Prompt: Select all lines holding the word "JSON" from the entries that follow.

(Records contained in a dataset)

===============

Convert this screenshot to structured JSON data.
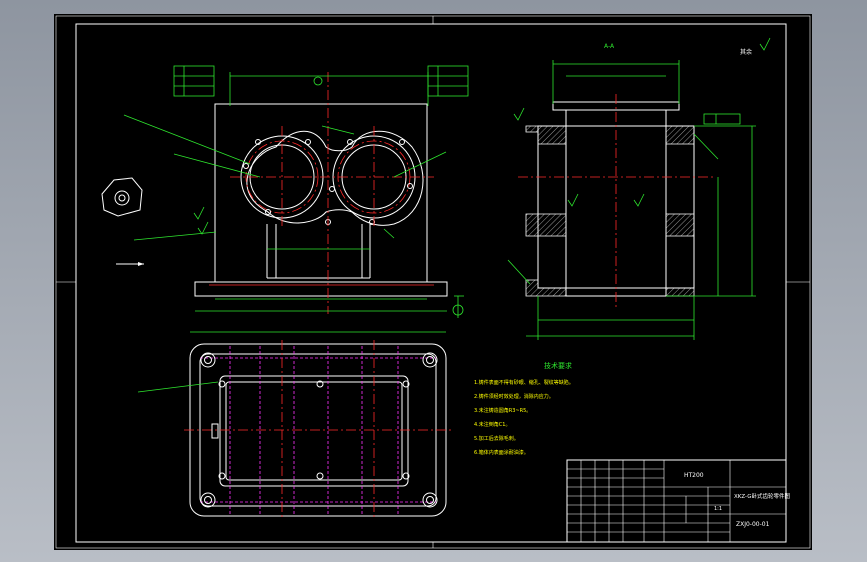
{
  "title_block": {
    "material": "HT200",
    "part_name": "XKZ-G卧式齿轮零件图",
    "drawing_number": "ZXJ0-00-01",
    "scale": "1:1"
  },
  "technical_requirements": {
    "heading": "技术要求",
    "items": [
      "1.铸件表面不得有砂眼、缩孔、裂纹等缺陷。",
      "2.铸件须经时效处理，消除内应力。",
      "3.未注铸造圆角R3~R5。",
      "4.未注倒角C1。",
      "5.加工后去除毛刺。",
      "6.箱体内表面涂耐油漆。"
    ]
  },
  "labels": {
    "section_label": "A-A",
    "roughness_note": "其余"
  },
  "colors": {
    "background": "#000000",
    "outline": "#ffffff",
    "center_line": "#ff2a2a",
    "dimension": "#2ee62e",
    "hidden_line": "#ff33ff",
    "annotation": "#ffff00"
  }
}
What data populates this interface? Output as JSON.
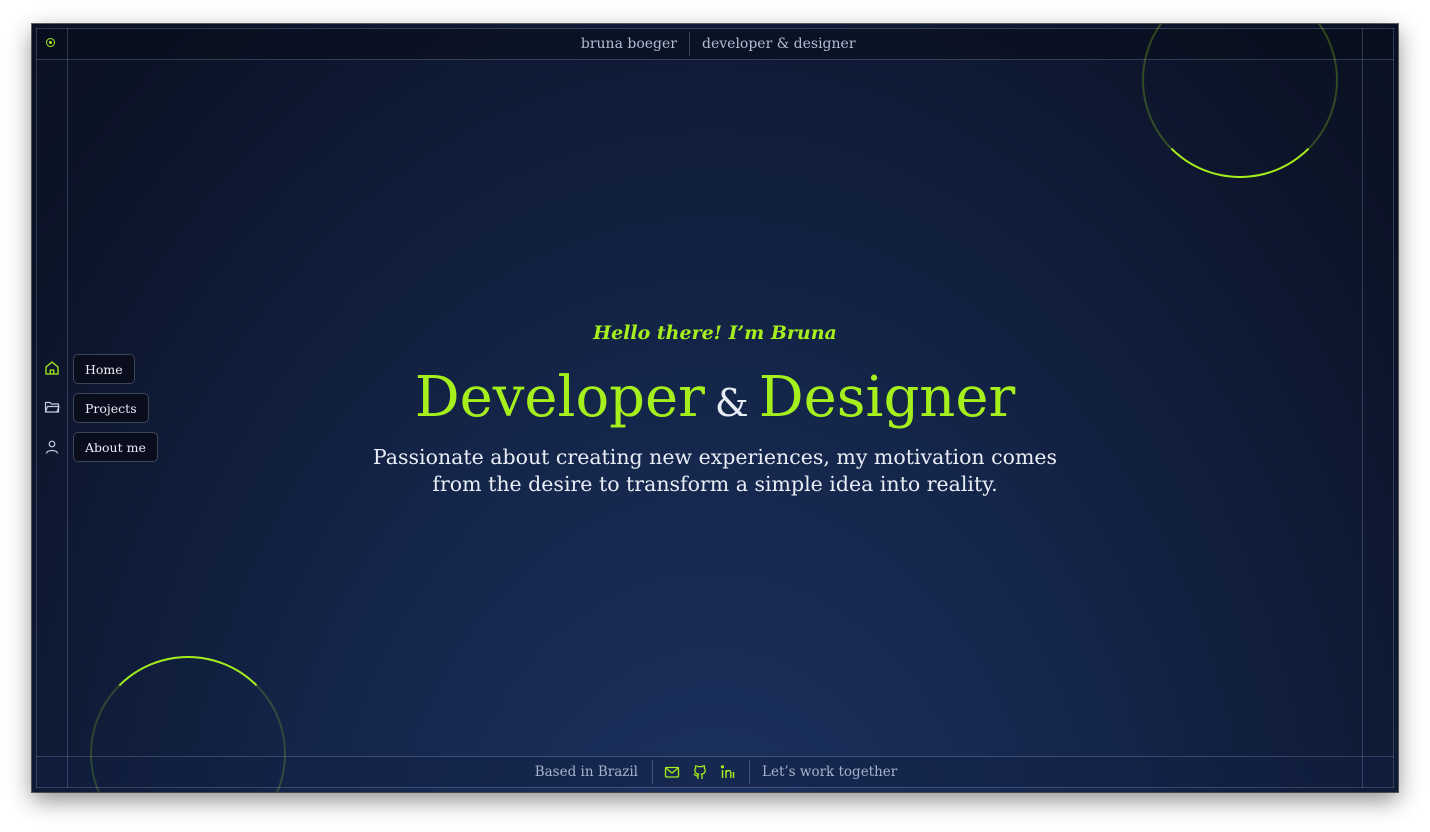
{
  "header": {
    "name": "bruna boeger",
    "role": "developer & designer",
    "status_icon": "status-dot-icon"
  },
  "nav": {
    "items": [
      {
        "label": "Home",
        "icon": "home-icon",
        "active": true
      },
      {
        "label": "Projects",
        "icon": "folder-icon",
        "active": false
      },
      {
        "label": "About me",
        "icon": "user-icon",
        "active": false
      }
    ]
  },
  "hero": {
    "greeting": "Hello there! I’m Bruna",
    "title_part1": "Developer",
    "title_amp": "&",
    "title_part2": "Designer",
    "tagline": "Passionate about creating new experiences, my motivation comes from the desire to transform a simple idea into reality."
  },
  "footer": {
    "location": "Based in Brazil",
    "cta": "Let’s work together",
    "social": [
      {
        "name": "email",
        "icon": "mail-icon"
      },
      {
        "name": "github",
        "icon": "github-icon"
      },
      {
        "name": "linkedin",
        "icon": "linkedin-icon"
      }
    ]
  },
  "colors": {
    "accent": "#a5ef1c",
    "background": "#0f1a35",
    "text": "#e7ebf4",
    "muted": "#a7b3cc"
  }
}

===============

Solution below:
Convert this screenshot to structured JSON data.
What data populates this interface? Output as JSON.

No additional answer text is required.